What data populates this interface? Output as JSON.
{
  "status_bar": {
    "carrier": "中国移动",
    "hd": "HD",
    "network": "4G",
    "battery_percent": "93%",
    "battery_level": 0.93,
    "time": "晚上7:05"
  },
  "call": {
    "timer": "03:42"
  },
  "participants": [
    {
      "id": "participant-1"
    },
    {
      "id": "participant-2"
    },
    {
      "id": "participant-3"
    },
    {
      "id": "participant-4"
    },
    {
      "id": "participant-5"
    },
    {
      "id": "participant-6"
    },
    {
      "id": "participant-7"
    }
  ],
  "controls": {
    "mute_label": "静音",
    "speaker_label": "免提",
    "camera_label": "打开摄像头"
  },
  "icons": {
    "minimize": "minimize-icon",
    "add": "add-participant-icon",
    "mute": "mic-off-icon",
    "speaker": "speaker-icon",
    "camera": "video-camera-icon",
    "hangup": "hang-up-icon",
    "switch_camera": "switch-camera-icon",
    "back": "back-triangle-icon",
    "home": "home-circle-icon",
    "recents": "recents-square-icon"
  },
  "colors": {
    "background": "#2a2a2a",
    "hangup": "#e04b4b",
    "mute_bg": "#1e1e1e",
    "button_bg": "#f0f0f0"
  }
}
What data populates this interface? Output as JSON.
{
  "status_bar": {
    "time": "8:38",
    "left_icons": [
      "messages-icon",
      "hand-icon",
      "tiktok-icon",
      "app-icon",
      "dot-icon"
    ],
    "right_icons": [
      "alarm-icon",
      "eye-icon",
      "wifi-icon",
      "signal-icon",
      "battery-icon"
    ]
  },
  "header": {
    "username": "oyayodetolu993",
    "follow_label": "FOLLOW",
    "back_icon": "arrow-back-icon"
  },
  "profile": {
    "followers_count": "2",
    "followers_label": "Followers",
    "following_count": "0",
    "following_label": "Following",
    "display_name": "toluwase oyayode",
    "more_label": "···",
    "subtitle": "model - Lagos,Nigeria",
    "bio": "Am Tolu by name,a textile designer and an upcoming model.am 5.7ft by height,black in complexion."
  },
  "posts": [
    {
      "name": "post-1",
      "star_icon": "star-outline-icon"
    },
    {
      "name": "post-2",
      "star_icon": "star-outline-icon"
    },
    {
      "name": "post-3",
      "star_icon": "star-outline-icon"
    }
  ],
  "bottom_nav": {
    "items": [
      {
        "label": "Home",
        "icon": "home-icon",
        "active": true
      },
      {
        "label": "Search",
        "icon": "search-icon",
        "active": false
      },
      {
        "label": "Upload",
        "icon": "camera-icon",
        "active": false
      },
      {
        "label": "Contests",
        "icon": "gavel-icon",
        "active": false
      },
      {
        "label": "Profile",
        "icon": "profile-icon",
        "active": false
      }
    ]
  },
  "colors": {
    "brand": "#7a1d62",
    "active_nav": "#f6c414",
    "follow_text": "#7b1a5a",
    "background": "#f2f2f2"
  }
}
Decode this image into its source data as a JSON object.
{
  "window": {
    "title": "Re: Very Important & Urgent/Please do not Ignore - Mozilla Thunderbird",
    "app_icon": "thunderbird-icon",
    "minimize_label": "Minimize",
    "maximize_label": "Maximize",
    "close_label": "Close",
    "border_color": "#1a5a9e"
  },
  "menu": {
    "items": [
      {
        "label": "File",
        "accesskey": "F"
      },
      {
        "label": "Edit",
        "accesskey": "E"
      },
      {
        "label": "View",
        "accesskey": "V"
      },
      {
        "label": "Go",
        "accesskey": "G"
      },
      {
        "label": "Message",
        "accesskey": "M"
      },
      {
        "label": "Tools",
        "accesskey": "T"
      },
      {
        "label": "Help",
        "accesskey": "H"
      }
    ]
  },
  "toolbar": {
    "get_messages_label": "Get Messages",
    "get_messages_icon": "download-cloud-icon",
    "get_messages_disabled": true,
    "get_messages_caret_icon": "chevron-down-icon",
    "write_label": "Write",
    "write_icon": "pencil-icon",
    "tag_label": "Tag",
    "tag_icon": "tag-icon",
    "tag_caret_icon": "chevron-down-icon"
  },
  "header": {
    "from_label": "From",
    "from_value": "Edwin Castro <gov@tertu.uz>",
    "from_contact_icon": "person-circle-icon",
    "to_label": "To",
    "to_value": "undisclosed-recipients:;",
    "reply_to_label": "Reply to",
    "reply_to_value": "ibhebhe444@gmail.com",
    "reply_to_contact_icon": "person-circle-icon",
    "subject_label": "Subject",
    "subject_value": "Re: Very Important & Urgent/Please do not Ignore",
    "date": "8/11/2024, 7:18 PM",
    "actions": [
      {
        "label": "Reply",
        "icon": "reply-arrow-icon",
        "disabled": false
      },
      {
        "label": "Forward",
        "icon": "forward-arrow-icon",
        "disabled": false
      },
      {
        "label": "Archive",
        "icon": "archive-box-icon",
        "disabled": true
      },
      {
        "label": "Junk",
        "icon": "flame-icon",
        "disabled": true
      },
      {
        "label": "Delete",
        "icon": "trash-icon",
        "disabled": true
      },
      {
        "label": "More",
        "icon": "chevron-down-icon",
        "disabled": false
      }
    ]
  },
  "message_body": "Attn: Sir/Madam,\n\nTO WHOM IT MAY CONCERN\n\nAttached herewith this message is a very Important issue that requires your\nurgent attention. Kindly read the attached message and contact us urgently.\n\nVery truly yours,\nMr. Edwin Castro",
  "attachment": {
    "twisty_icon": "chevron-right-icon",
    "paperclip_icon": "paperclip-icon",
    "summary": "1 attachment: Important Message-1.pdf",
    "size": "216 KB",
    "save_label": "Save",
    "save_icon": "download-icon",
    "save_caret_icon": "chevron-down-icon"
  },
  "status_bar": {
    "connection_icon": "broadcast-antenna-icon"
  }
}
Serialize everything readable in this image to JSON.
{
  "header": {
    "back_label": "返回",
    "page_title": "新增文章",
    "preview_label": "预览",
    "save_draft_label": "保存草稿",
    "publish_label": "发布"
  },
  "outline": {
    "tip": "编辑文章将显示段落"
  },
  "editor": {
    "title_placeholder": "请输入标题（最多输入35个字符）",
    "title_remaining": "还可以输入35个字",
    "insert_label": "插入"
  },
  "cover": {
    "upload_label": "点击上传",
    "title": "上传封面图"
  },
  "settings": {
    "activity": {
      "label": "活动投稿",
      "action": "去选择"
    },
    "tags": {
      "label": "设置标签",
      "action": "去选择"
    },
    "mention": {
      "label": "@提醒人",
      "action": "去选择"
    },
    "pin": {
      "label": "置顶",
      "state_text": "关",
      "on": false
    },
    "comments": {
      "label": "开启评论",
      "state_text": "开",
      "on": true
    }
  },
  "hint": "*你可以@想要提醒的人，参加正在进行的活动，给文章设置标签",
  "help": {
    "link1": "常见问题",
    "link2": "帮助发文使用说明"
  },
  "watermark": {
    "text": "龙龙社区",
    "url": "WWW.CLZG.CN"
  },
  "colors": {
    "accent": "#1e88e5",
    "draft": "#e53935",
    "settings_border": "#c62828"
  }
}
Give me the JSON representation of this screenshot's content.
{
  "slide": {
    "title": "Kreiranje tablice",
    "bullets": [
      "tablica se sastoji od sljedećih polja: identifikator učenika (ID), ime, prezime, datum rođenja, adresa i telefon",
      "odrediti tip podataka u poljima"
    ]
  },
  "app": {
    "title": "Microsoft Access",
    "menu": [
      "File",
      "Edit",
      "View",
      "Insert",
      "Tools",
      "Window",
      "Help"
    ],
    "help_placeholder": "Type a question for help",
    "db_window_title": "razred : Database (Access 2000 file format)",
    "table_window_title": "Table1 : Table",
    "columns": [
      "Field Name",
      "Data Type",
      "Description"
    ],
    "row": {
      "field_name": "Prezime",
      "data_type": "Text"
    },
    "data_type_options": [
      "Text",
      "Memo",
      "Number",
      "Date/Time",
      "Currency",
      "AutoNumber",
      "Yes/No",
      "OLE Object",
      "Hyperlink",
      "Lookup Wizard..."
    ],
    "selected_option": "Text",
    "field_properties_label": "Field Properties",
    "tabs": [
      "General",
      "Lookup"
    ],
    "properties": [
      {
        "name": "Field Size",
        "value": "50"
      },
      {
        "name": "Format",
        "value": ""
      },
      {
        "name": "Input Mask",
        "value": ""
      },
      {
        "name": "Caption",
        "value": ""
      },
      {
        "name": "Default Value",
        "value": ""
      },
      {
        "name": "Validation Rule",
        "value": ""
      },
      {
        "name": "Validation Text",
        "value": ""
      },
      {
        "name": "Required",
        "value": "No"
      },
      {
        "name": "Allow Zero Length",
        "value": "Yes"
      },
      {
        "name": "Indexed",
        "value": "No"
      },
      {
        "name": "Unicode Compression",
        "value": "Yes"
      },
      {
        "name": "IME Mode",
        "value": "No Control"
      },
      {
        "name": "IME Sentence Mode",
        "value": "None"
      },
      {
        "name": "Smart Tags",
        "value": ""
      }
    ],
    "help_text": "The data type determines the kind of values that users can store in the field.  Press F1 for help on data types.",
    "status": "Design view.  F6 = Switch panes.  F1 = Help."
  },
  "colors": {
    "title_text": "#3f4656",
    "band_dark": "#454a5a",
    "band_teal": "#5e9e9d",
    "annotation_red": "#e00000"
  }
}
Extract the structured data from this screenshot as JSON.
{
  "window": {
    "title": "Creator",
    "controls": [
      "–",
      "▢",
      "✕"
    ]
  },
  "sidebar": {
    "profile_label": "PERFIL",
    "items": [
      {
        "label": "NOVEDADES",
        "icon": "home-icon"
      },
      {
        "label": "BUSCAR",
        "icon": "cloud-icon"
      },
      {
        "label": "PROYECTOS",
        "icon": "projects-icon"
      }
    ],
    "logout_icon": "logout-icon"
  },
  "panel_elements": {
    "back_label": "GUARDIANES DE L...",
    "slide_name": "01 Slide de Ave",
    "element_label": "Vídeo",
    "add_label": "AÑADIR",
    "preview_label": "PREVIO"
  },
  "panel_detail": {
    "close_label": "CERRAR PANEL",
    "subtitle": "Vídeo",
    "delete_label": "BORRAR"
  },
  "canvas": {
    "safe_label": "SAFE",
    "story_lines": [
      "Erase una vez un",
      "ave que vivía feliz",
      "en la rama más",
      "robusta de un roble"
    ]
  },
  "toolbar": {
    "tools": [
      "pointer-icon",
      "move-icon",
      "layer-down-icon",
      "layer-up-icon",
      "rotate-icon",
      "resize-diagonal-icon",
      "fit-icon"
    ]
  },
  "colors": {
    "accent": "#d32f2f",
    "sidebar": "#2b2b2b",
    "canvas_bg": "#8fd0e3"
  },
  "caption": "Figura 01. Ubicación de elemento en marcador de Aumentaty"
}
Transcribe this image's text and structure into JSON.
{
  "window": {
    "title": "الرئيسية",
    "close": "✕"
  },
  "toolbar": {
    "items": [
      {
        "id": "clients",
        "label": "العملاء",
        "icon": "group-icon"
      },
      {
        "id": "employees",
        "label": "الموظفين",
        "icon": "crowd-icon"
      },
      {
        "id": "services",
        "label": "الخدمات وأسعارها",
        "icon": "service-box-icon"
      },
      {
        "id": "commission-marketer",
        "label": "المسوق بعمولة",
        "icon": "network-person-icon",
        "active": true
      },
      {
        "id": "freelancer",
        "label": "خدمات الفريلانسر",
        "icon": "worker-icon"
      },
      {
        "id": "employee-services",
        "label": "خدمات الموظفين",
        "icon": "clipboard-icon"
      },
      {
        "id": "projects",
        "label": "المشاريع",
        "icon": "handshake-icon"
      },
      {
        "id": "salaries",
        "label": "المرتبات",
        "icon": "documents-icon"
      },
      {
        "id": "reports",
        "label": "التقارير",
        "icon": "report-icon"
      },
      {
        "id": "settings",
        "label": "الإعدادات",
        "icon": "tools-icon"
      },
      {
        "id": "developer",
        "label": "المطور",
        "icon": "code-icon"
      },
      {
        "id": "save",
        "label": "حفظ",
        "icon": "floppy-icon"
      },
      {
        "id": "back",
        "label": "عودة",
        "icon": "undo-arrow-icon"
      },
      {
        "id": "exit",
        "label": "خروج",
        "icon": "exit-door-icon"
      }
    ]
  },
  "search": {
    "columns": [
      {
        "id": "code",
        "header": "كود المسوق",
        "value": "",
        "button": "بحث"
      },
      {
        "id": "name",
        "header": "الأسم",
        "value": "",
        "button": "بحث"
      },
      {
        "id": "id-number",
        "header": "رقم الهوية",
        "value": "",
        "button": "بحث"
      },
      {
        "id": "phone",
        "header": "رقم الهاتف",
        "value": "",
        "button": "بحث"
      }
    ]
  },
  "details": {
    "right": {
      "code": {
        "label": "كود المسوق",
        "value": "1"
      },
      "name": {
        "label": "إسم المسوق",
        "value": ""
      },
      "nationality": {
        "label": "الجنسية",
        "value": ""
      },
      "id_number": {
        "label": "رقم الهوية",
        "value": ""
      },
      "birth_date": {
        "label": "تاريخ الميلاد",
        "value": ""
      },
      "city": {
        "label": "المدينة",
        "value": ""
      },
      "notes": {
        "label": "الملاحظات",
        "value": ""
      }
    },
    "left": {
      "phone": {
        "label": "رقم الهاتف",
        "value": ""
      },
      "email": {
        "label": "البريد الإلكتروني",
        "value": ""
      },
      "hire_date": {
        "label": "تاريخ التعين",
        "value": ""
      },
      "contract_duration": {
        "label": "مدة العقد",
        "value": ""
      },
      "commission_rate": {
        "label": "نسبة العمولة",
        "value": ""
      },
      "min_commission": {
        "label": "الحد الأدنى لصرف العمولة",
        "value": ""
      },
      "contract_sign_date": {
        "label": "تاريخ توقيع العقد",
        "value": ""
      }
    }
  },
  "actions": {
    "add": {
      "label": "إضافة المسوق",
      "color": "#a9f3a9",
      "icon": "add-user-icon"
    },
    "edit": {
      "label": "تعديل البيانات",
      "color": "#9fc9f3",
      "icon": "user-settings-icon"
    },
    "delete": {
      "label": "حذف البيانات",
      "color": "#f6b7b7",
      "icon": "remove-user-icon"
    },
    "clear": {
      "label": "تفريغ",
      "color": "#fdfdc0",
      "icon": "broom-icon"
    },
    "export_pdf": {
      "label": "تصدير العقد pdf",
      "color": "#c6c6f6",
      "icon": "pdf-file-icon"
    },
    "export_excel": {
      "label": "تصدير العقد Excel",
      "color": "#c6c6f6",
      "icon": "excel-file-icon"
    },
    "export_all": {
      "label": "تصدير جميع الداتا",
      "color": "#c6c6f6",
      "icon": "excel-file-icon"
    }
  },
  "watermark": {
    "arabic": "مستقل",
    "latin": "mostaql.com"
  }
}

────────

§ Aim of the exercise: Where a line of the data holds "Vídeo", show that line.

§ Full output:
    "element_label": "Vídeo",
    "subtitle": "Vídeo",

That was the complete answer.